__Short exercise__. Copy out all the data, word for word.

__Records to use__.
--- start ---

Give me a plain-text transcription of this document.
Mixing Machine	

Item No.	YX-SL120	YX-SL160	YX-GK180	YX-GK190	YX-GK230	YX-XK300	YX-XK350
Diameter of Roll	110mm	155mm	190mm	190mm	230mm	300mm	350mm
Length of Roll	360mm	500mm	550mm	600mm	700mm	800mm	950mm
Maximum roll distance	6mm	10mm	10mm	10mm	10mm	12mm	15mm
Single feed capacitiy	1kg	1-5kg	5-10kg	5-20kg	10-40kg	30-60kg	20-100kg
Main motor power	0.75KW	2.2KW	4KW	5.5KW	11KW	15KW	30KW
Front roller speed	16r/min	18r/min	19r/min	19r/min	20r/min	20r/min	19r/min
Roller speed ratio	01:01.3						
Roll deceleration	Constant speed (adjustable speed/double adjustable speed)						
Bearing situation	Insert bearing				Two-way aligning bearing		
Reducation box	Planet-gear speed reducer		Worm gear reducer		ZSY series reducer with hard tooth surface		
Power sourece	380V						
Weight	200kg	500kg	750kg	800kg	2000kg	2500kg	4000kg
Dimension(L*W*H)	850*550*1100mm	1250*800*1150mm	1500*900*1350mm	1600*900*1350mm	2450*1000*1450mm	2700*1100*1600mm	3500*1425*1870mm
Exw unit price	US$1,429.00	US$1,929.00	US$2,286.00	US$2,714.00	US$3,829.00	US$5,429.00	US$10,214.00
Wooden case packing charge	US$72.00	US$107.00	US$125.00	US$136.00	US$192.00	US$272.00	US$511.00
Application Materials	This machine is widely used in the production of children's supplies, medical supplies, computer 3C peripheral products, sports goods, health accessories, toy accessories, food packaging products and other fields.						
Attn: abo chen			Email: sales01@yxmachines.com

--- end ---

__Problem solution__.
Give me a plain-text transcription of this document.
Mixing Machine	

Item No.	YX-SL120	YX-SL160	YX-GK180	YX-GK190	YX-GK230	YX-XK300	YX-XK350
Diameter of Roll	110mm	155mm	190mm	190mm	230mm	300mm	350mm
Length of Roll	360mm	500mm	550mm	600mm	700mm	800mm	950mm
Maximum roll distance	6mm	10mm	10mm	10mm	10mm	12mm	15mm
Single feed capacitiy	1kg	1-5kg	5-10kg	5-20kg	10-40kg	30-60kg	20-100kg
Main motor power	0.75KW	2.2KW	4KW	5.5KW	11KW	15KW	30KW
Front roller speed	16r/min	18r/min	19r/min	19r/min	20r/min	20r/min	19r/min
Roller speed ratio	01:01.3						
Roll deceleration	Constant speed (adjustable speed/double adjustable speed)						
Bearing situation	Insert bearing				Two-way aligning bearing		
Reducation box	Planet-gear speed reducer		Worm gear reducer		ZSY series reducer with hard tooth surface		
Power sourece	380V						
Weight	200kg	500kg	750kg	800kg	2000kg	2500kg	4000kg
Dimension(L*W*H)	850*550*1100mm	1250*800*1150mm	1500*900*1350mm	1600*900*1350mm	2450*1000*1450mm	2700*1100*1600mm	3500*1425*1870mm
Exw unit price	US$1,429.00	US$1,929.00	US$2,286.00	US$2,714.00	US$3,829.00	US$5,429.00	US$10,214.00
Wooden case packing charge	US$72.00	US$107.00	US$125.00	US$136.00	US$192.00	US$272.00	US$511.00
Application Materials	This machine is widely used in the production of children's supplies, medical supplies, computer 3C peripheral products, sports goods, health accessories, toy accessories, food packaging products and other fields.						
Attn: abo chen			Email: sales01@yxmachines.com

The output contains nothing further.